begin The input
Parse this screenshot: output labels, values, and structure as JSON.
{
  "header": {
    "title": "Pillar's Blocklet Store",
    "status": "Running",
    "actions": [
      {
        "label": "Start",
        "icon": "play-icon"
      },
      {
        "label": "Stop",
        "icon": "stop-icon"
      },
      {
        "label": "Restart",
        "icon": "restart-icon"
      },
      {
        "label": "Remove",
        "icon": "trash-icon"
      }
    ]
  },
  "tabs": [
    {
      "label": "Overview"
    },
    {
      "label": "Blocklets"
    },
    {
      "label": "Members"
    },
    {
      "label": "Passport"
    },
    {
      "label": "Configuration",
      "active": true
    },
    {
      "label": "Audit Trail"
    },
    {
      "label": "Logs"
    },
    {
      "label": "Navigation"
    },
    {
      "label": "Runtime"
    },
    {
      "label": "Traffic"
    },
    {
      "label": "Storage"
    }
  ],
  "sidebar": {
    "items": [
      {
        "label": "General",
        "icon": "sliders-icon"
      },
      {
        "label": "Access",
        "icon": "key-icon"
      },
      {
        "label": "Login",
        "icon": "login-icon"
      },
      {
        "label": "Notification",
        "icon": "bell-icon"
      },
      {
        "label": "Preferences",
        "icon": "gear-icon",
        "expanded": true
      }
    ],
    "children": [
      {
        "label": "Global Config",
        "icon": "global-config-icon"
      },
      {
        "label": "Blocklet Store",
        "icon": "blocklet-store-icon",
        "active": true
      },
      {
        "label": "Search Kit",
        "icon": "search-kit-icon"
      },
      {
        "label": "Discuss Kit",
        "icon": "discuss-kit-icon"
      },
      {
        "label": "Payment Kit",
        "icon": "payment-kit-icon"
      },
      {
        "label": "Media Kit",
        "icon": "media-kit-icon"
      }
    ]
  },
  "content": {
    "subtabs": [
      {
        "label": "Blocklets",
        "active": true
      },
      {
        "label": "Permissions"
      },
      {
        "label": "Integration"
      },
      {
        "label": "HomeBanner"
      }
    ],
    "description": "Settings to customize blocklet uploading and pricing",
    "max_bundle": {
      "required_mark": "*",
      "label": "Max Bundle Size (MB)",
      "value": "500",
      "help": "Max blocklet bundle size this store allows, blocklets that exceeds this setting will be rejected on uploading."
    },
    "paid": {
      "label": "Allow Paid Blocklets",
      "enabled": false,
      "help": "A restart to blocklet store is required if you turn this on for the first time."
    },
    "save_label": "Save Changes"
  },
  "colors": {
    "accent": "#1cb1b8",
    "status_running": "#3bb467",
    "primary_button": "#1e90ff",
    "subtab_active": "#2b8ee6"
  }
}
end The input
## Written instruction:
For the material, find the number of lines holding the word "uploading" and give that figure and nothing more.

## Written solution:
2